**Task material:**
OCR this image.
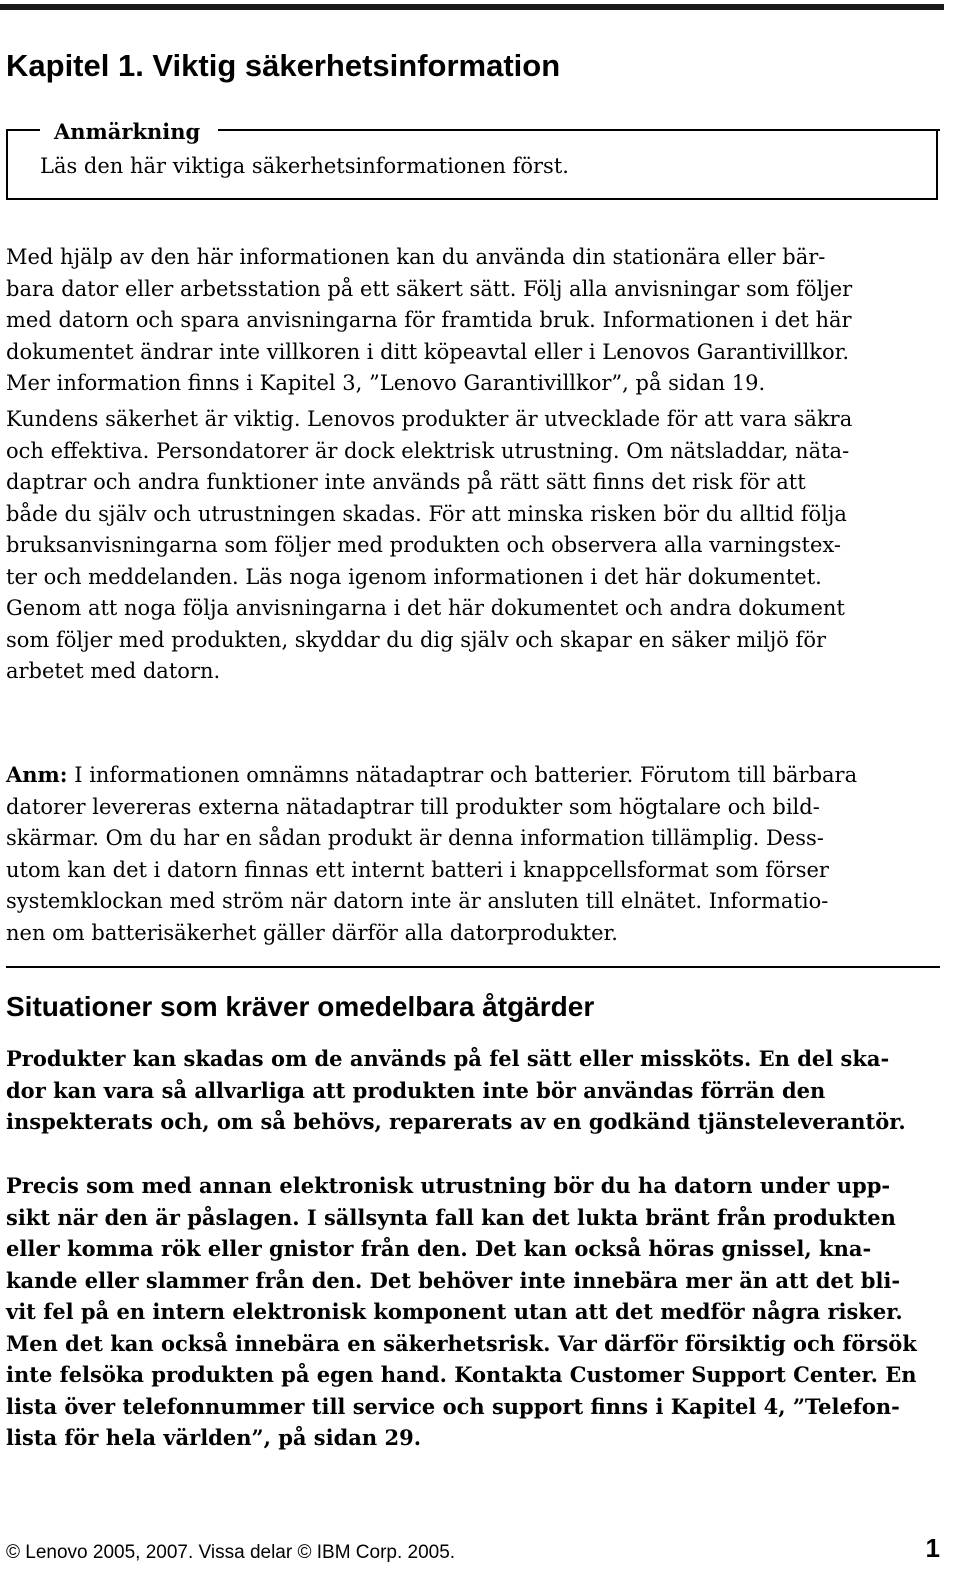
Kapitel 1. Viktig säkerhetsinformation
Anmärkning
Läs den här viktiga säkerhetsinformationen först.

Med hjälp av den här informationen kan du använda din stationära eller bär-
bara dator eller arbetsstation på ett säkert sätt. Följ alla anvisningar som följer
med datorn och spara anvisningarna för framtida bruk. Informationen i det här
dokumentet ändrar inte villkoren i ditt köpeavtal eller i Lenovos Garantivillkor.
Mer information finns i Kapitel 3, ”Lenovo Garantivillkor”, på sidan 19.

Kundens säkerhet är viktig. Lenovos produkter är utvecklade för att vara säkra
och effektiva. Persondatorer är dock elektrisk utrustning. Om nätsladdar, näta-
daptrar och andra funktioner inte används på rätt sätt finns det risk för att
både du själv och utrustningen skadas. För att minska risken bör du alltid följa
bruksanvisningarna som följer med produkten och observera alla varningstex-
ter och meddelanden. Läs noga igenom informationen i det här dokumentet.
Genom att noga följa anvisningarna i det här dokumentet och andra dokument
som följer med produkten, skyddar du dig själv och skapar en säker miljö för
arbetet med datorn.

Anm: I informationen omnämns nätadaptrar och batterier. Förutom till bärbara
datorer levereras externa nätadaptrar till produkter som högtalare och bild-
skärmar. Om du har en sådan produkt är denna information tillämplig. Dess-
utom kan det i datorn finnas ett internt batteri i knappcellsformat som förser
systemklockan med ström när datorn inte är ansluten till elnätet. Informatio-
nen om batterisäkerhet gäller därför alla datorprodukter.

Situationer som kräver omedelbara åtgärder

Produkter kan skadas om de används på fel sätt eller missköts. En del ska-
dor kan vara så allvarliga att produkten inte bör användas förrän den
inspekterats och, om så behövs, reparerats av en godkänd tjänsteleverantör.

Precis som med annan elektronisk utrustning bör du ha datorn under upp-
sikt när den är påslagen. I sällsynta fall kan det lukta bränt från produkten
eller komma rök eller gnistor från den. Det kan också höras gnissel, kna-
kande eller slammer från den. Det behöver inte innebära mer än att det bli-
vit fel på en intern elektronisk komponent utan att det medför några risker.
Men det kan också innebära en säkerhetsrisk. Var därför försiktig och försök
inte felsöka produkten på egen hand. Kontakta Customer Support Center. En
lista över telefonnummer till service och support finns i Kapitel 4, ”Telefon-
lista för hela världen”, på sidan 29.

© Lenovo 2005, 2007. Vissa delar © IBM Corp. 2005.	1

**To do:** Write out the data in full and exactly as given, though without the images.

**Task solution:**
OCR this image.
Kapitel 1. Viktig säkerhetsinformation
Anmärkning
Läs den här viktiga säkerhetsinformationen först.

Med hjälp av den här informationen kan du använda din stationära eller bär-
bara dator eller arbetsstation på ett säkert sätt. Följ alla anvisningar som följer
med datorn och spara anvisningarna för framtida bruk. Informationen i det här
dokumentet ändrar inte villkoren i ditt köpeavtal eller i Lenovos Garantivillkor.
Mer information finns i Kapitel 3, ”Lenovo Garantivillkor”, på sidan 19.

Kundens säkerhet är viktig. Lenovos produkter är utvecklade för att vara säkra
och effektiva. Persondatorer är dock elektrisk utrustning. Om nätsladdar, näta-
daptrar och andra funktioner inte används på rätt sätt finns det risk för att
både du själv och utrustningen skadas. För att minska risken bör du alltid följa
bruksanvisningarna som följer med produkten och observera alla varningstex-
ter och meddelanden. Läs noga igenom informationen i det här dokumentet.
Genom att noga följa anvisningarna i det här dokumentet och andra dokument
som följer med produkten, skyddar du dig själv och skapar en säker miljö för
arbetet med datorn.

Anm: I informationen omnämns nätadaptrar och batterier. Förutom till bärbara
datorer levereras externa nätadaptrar till produkter som högtalare och bild-
skärmar. Om du har en sådan produkt är denna information tillämplig. Dess-
utom kan det i datorn finnas ett internt batteri i knappcellsformat som förser
systemklockan med ström när datorn inte är ansluten till elnätet. Informatio-
nen om batterisäkerhet gäller därför alla datorprodukter.

Situationer som kräver omedelbara åtgärder

Produkter kan skadas om de används på fel sätt eller missköts. En del ska-
dor kan vara så allvarliga att produkten inte bör användas förrän den
inspekterats och, om så behövs, reparerats av en godkänd tjänsteleverantör.

Precis som med annan elektronisk utrustning bör du ha datorn under upp-
sikt när den är påslagen. I sällsynta fall kan det lukta bränt från produkten
eller komma rök eller gnistor från den. Det kan också höras gnissel, kna-
kande eller slammer från den. Det behöver inte innebära mer än att det bli-
vit fel på en intern elektronisk komponent utan att det medför några risker.
Men det kan också innebära en säkerhetsrisk. Var därför försiktig och försök
inte felsöka produkten på egen hand. Kontakta Customer Support Center. En
lista över telefonnummer till service och support finns i Kapitel 4, ”Telefon-
lista för hela världen”, på sidan 29.

© Lenovo 2005, 2007. Vissa delar © IBM Corp. 2005.	1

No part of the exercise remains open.